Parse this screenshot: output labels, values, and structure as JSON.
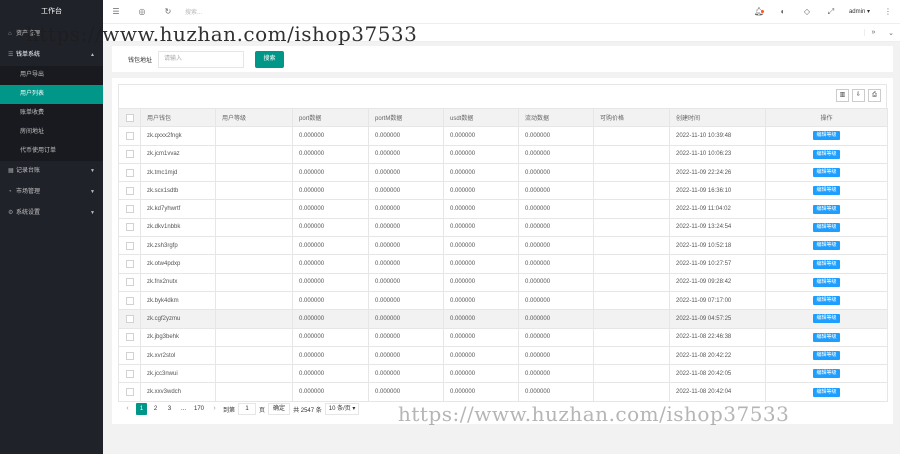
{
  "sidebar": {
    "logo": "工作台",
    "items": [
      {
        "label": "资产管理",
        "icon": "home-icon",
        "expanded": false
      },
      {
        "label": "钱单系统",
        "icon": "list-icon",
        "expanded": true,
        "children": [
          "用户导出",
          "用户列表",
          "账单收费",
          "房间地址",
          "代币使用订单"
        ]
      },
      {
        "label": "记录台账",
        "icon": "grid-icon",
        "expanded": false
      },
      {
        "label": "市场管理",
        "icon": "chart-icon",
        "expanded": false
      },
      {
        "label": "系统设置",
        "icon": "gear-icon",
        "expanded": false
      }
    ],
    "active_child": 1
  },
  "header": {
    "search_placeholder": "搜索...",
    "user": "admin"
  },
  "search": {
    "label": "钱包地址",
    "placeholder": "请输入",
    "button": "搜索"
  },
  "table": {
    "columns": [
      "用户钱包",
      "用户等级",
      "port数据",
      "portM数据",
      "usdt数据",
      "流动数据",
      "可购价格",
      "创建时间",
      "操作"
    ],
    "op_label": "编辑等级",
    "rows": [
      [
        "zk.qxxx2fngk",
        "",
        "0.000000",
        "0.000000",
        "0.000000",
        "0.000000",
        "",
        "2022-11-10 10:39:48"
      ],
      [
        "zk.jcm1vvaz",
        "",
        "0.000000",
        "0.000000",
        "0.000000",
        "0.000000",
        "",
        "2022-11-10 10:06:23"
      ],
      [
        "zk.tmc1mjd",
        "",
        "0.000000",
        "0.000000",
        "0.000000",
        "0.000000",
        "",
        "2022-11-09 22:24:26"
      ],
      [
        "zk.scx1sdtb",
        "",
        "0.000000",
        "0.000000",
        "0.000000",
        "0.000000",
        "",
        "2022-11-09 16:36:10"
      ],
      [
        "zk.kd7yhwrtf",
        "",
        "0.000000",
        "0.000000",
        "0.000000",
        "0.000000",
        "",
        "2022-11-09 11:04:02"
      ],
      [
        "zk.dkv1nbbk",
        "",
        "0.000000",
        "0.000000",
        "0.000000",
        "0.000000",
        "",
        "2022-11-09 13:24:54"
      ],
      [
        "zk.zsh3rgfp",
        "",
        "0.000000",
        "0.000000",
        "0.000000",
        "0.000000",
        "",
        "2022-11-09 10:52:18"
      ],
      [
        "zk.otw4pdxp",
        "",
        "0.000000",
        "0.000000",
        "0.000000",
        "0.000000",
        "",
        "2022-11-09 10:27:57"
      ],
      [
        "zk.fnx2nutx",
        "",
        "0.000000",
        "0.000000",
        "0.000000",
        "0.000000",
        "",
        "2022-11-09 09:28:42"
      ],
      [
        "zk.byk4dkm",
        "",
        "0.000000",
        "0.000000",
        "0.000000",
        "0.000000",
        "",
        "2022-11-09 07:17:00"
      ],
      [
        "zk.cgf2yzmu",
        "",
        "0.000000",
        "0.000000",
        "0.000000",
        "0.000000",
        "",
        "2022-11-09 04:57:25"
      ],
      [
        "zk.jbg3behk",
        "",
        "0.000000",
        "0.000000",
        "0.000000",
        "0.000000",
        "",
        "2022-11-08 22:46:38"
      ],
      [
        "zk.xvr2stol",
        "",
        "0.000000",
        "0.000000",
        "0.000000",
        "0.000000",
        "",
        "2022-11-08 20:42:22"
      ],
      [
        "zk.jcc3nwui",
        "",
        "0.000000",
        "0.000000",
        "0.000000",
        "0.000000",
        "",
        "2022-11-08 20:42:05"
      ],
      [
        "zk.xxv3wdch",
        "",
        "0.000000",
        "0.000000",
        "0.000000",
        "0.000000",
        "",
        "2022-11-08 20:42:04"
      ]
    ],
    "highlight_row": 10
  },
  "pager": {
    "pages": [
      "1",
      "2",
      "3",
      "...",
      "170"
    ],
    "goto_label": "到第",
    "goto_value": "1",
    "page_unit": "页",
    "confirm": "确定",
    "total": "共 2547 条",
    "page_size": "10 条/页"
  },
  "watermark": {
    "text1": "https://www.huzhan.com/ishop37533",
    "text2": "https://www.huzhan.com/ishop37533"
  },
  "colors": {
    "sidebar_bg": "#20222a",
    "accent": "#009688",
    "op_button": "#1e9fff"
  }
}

==============================

- [Exercise task]: Filter lines by "icon" and return each hit.

- [Solution to this problem]:
        "icon": "home-icon",
        "icon": "list-icon",
        "icon": "grid-icon",
        "icon": "chart-icon",
        "icon": "gear-icon",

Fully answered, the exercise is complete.